◆ **Task to complete**:
Each entry below is to be written out exactly, and the pictures are to be left out.

··········

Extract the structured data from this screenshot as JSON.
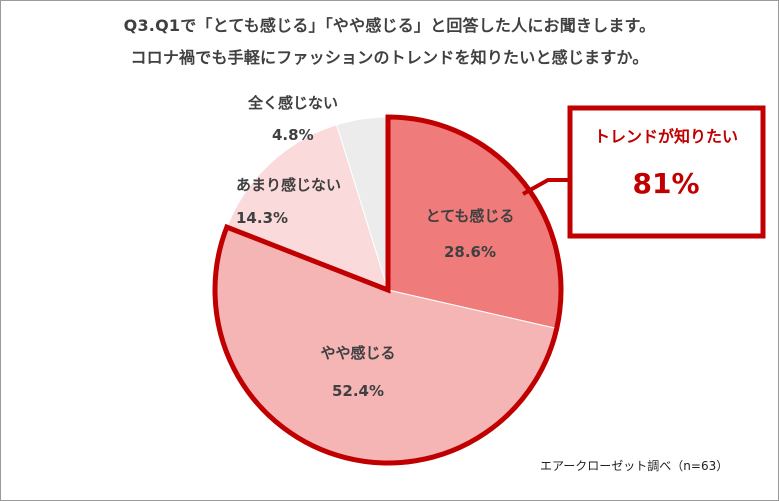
{
  "title_line1": "Q3.Q1で「とても感じる」「やや感じる」と回答した人にお聞きします。",
  "title_line2": "コロナ禍でも手軽にファッションのトレンドを知りたいと感じますか。",
  "source": "エアークローゼット調べ（n=63）",
  "callout": {
    "label": "トレンドが知りたい",
    "value": "81%"
  },
  "colors": {
    "accent": "#c00000",
    "slice_totemo": "#f07b7b",
    "slice_yaya": "#f5b5b5",
    "slice_amari": "#fadadb",
    "slice_mattaku": "#ececec",
    "label_text": "#404040"
  },
  "chart_data": {
    "type": "pie",
    "slices": [
      {
        "label": "とても感じる",
        "value": 28.6,
        "display": "28.6%"
      },
      {
        "label": "やや感じる",
        "value": 52.4,
        "display": "52.4%"
      },
      {
        "label": "あまり感じない",
        "value": 14.3,
        "display": "14.3%"
      },
      {
        "label": "全く感じない",
        "value": 4.8,
        "display": "4.8%"
      }
    ],
    "highlighted": [
      "とても感じる",
      "やや感じる"
    ]
  }
}
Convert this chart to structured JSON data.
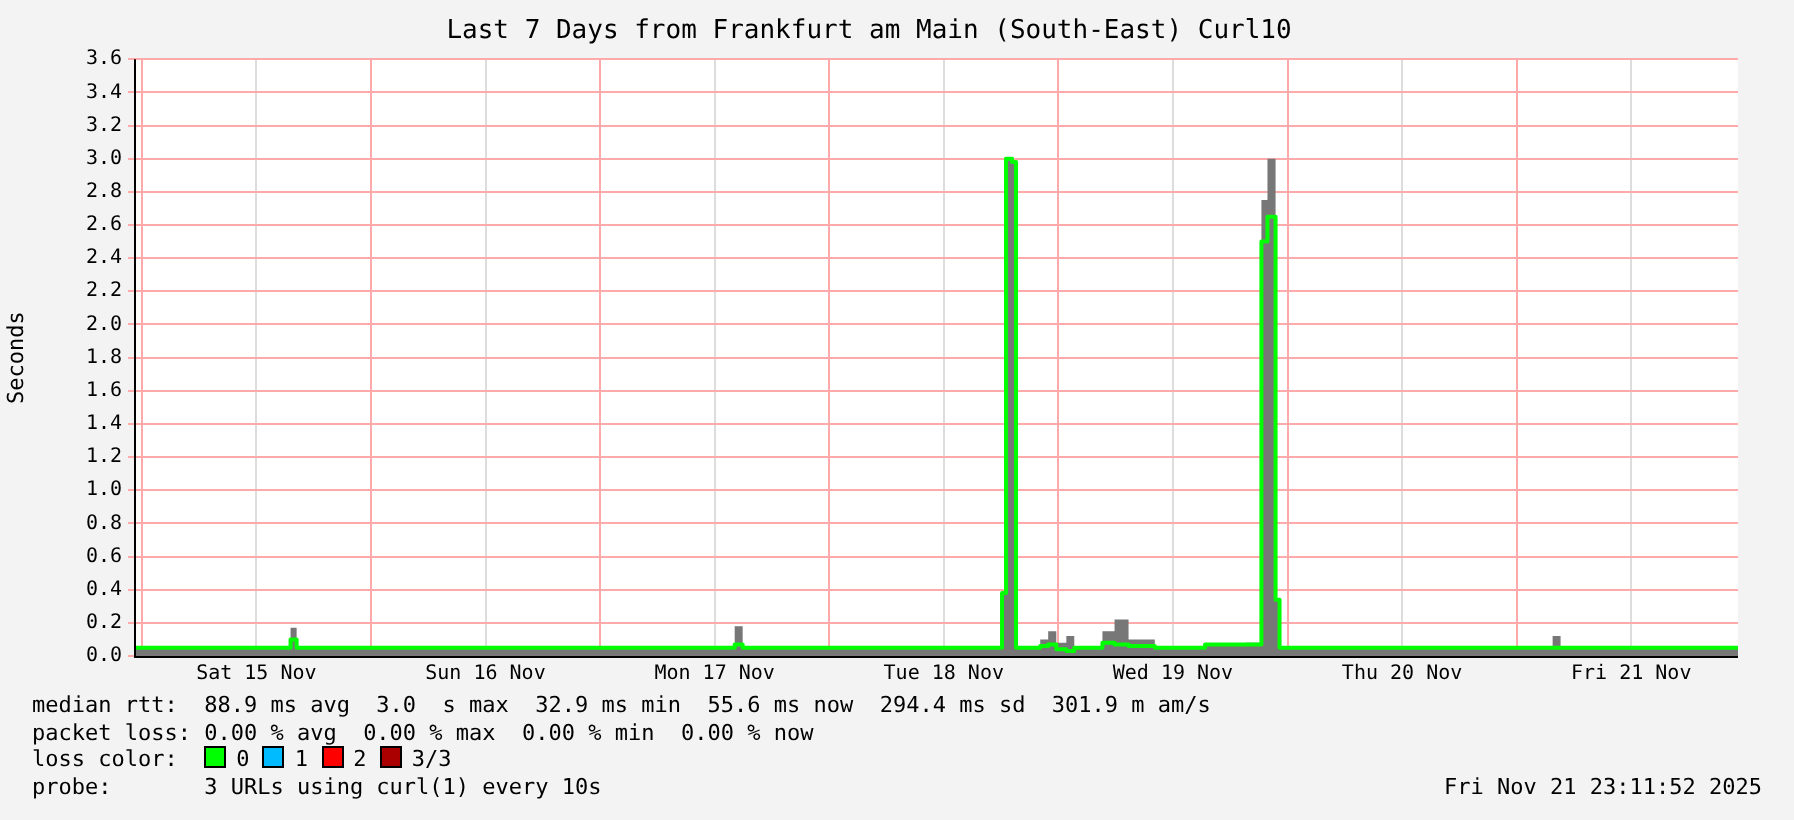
{
  "chart_data": {
    "type": "step",
    "title": "Last 7 Days from Frankfurt am Main (South-East) Curl10",
    "ylabel": "Seconds",
    "x": [
      "2025-11-14T23:11",
      "2025-11-15T14:31",
      "2025-11-15T15:35",
      "2025-11-15T16:13",
      "2025-11-16T09:54",
      "2025-11-17T13:41",
      "2025-11-17T14:06",
      "2025-11-17T14:56",
      "2025-11-18T16:12",
      "2025-11-18T18:06",
      "2025-11-18T18:31",
      "2025-11-18T19:09",
      "2025-11-18T19:34",
      "2025-11-18T22:06",
      "2025-11-18T22:56",
      "2025-11-18T23:47",
      "2025-11-19T00:50",
      "2025-11-19T01:40",
      "2025-11-19T04:37",
      "2025-11-19T05:53",
      "2025-11-19T07:21",
      "2025-11-19T10:06",
      "2025-11-19T15:22",
      "2025-11-19T19:35",
      "2025-11-19T21:16",
      "2025-11-19T21:54",
      "2025-11-19T22:45",
      "2025-11-19T23:10",
      "2025-11-20T10:18",
      "2025-11-21T03:46",
      "2025-11-21T04:36",
      "2025-11-21T23:11"
    ],
    "series": [
      {
        "type": "area",
        "color": "#777777",
        "values": [
          0.05,
          0.05,
          0.05,
          0.17,
          0.05,
          0.05,
          0.05,
          0.18,
          0.05,
          0.05,
          0.38,
          3.0,
          2.98,
          0.05,
          0.1,
          0.15,
          0.08,
          0.12,
          0.05,
          0.15,
          0.22,
          0.1,
          0.05,
          0.07,
          0.08,
          2.75,
          3.0,
          0.34,
          0.05,
          0.05,
          0.12,
          0.05
        ]
      },
      {
        "color": "#00ff00",
        "values": [
          0.05,
          0.05,
          0.05,
          0.1,
          0.05,
          0.05,
          0.05,
          0.07,
          0.05,
          0.05,
          0.38,
          3.0,
          2.98,
          0.05,
          0.06,
          0.07,
          0.04,
          0.03,
          0.05,
          0.08,
          0.07,
          0.06,
          0.05,
          0.07,
          0.07,
          2.5,
          2.65,
          0.34,
          0.05,
          0.05,
          0.05,
          0.05
        ]
      }
    ],
    "xlim": [
      "2025-11-14T23:11",
      "2025-11-21T23:11"
    ],
    "xticks": [
      {
        "value": "2025-11-15T00:00",
        "label": null
      },
      {
        "value": "2025-11-15T12:00",
        "label": "Sat 15 Nov"
      },
      {
        "value": "2025-11-16T00:00",
        "label": null
      },
      {
        "value": "2025-11-16T12:00",
        "label": "Sun 16 Nov"
      },
      {
        "value": "2025-11-17T00:00",
        "label": null
      },
      {
        "value": "2025-11-17T12:00",
        "label": "Mon 17 Nov"
      },
      {
        "value": "2025-11-18T00:00",
        "label": null
      },
      {
        "value": "2025-11-18T12:00",
        "label": "Tue 18 Nov"
      },
      {
        "value": "2025-11-19T00:00",
        "label": null
      },
      {
        "value": "2025-11-19T12:00",
        "label": "Wed 19 Nov"
      },
      {
        "value": "2025-11-20T00:00",
        "label": null
      },
      {
        "value": "2025-11-20T12:00",
        "label": "Thu 20 Nov"
      },
      {
        "value": "2025-11-21T00:00",
        "label": null
      },
      {
        "value": "2025-11-21T12:00",
        "label": "Fri 21 Nov"
      }
    ],
    "ylim": [
      0,
      3.6
    ],
    "yticks": [
      {
        "value": 0,
        "label": "0.0"
      },
      0.2,
      0.4,
      0.6,
      0.8,
      {
        "value": 1,
        "label": "1.0"
      },
      1.2,
      1.4,
      1.6,
      1.8,
      {
        "value": 2,
        "label": "2.0"
      },
      2.2,
      2.4,
      2.6,
      2.8,
      {
        "value": 3,
        "label": "3.0"
      },
      3.2,
      3.4,
      3.6
    ],
    "grid": true,
    "legend": false,
    "marker": "none",
    "annotations": [
      "median rtt:  88.9 ms avg  3.0  s max  32.9 ms min  55.6 ms now  294.4 ms sd  301.9 m am/s",
      "packet loss: 0.00 % avg  0.00 % max  0.00 % min  0.00 % now",
      "loss color:  0  1  2  3/3",
      "probe:       3 URLs using curl(1) every 10s",
      "Fri Nov 21 23:11:52 2025"
    ]
  }
}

··········

◆ **Output below**:
Extract the structured data from this screenshot as JSON.
{
  "title_line1": "Q3.Q1で「とても感じる」「やや感じる」と回答した人にお聞きします。",
  "title_line2": "コロナ禍でも手軽にファッションのトレンドを知りたいと感じますか。",
  "source": "エアークローゼット調べ（n=63）",
  "callout": {
    "label": "トレンドが知りたい",
    "value": "81%"
  },
  "colors": {
    "accent": "#c00000",
    "slice_totemo": "#f07b7b",
    "slice_yaya": "#f5b5b5",
    "slice_amari": "#fadadb",
    "slice_mattaku": "#ececec",
    "label_text": "#404040"
  },
  "chart_data": {
    "type": "pie",
    "slices": [
      {
        "label": "とても感じる",
        "value": 28.6,
        "display": "28.6%"
      },
      {
        "label": "やや感じる",
        "value": 52.4,
        "display": "52.4%"
      },
      {
        "label": "あまり感じない",
        "value": 14.3,
        "display": "14.3%"
      },
      {
        "label": "全く感じない",
        "value": 4.8,
        "display": "4.8%"
      }
    ],
    "highlighted": [
      "とても感じる",
      "やや感じる"
    ]
  }
}
Convert this chart to structured JSON data.
{
  "chart_data": {
    "type": "step",
    "title": "Last 7 Days from Frankfurt am Main (South-East) Curl10",
    "ylabel": "Seconds",
    "x": [
      "2025-11-14T23:11",
      "2025-11-15T14:31",
      "2025-11-15T15:35",
      "2025-11-15T16:13",
      "2025-11-16T09:54",
      "2025-11-17T13:41",
      "2025-11-17T14:06",
      "2025-11-17T14:56",
      "2025-11-18T16:12",
      "2025-11-18T18:06",
      "2025-11-18T18:31",
      "2025-11-18T19:09",
      "2025-11-18T19:34",
      "2025-11-18T22:06",
      "2025-11-18T22:56",
      "2025-11-18T23:47",
      "2025-11-19T00:50",
      "2025-11-19T01:40",
      "2025-11-19T04:37",
      "2025-11-19T05:53",
      "2025-11-19T07:21",
      "2025-11-19T10:06",
      "2025-11-19T15:22",
      "2025-11-19T19:35",
      "2025-11-19T21:16",
      "2025-11-19T21:54",
      "2025-11-19T22:45",
      "2025-11-19T23:10",
      "2025-11-20T10:18",
      "2025-11-21T03:46",
      "2025-11-21T04:36",
      "2025-11-21T23:11"
    ],
    "series": [
      {
        "type": "area",
        "color": "#777777",
        "values": [
          0.05,
          0.05,
          0.05,
          0.17,
          0.05,
          0.05,
          0.05,
          0.18,
          0.05,
          0.05,
          0.38,
          3.0,
          2.98,
          0.05,
          0.1,
          0.15,
          0.08,
          0.12,
          0.05,
          0.15,
          0.22,
          0.1,
          0.05,
          0.07,
          0.08,
          2.75,
          3.0,
          0.34,
          0.05,
          0.05,
          0.12,
          0.05
        ]
      },
      {
        "color": "#00ff00",
        "values": [
          0.05,
          0.05,
          0.05,
          0.1,
          0.05,
          0.05,
          0.05,
          0.07,
          0.05,
          0.05,
          0.38,
          3.0,
          2.98,
          0.05,
          0.06,
          0.07,
          0.04,
          0.03,
          0.05,
          0.08,
          0.07,
          0.06,
          0.05,
          0.07,
          0.07,
          2.5,
          2.65,
          0.34,
          0.05,
          0.05,
          0.05,
          0.05
        ]
      }
    ],
    "xlim": [
      "2025-11-14T23:11",
      "2025-11-21T23:11"
    ],
    "xticks": [
      {
        "value": "2025-11-15T00:00",
        "label": null
      },
      {
        "value": "2025-11-15T12:00",
        "label": "Sat 15 Nov"
      },
      {
        "value": "2025-11-16T00:00",
        "label": null
      },
      {
        "value": "2025-11-16T12:00",
        "label": "Sun 16 Nov"
      },
      {
        "value": "2025-11-17T00:00",
        "label": null
      },
      {
        "value": "2025-11-17T12:00",
        "label": "Mon 17 Nov"
      },
      {
        "value": "2025-11-18T00:00",
        "label": null
      },
      {
        "value": "2025-11-18T12:00",
        "label": "Tue 18 Nov"
      },
      {
        "value": "2025-11-19T00:00",
        "label": null
      },
      {
        "value": "2025-11-19T12:00",
        "label": "Wed 19 Nov"
      },
      {
        "value": "2025-11-20T00:00",
        "label": null
      },
      {
        "value": "2025-11-20T12:00",
        "label": "Thu 20 Nov"
      },
      {
        "value": "2025-11-21T00:00",
        "label": null
      },
      {
        "value": "2025-11-21T12:00",
        "label": "Fri 21 Nov"
      }
    ],
    "ylim": [
      0,
      3.6
    ],
    "yticks": [
      {
        "value": 0,
        "label": "0.0"
      },
      0.2,
      0.4,
      0.6,
      0.8,
      {
        "value": 1,
        "label": "1.0"
      },
      1.2,
      1.4,
      1.6,
      1.8,
      {
        "value": 2,
        "label": "2.0"
      },
      2.2,
      2.4,
      2.6,
      2.8,
      {
        "value": 3,
        "label": "3.0"
      },
      3.2,
      3.4,
      3.6
    ],
    "grid": true,
    "legend": false,
    "marker": "none",
    "annotations": [
      "median rtt:  88.9 ms avg  3.0  s max  32.9 ms min  55.6 ms now  294.4 ms sd  301.9 m am/s",
      "packet loss: 0.00 % avg  0.00 % max  0.00 % min  0.00 % now",
      "loss color:  0  1  2  3/3",
      "probe:       3 URLs using curl(1) every 10s",
      "Fri Nov 21 23:11:52 2025"
    ]
  }
}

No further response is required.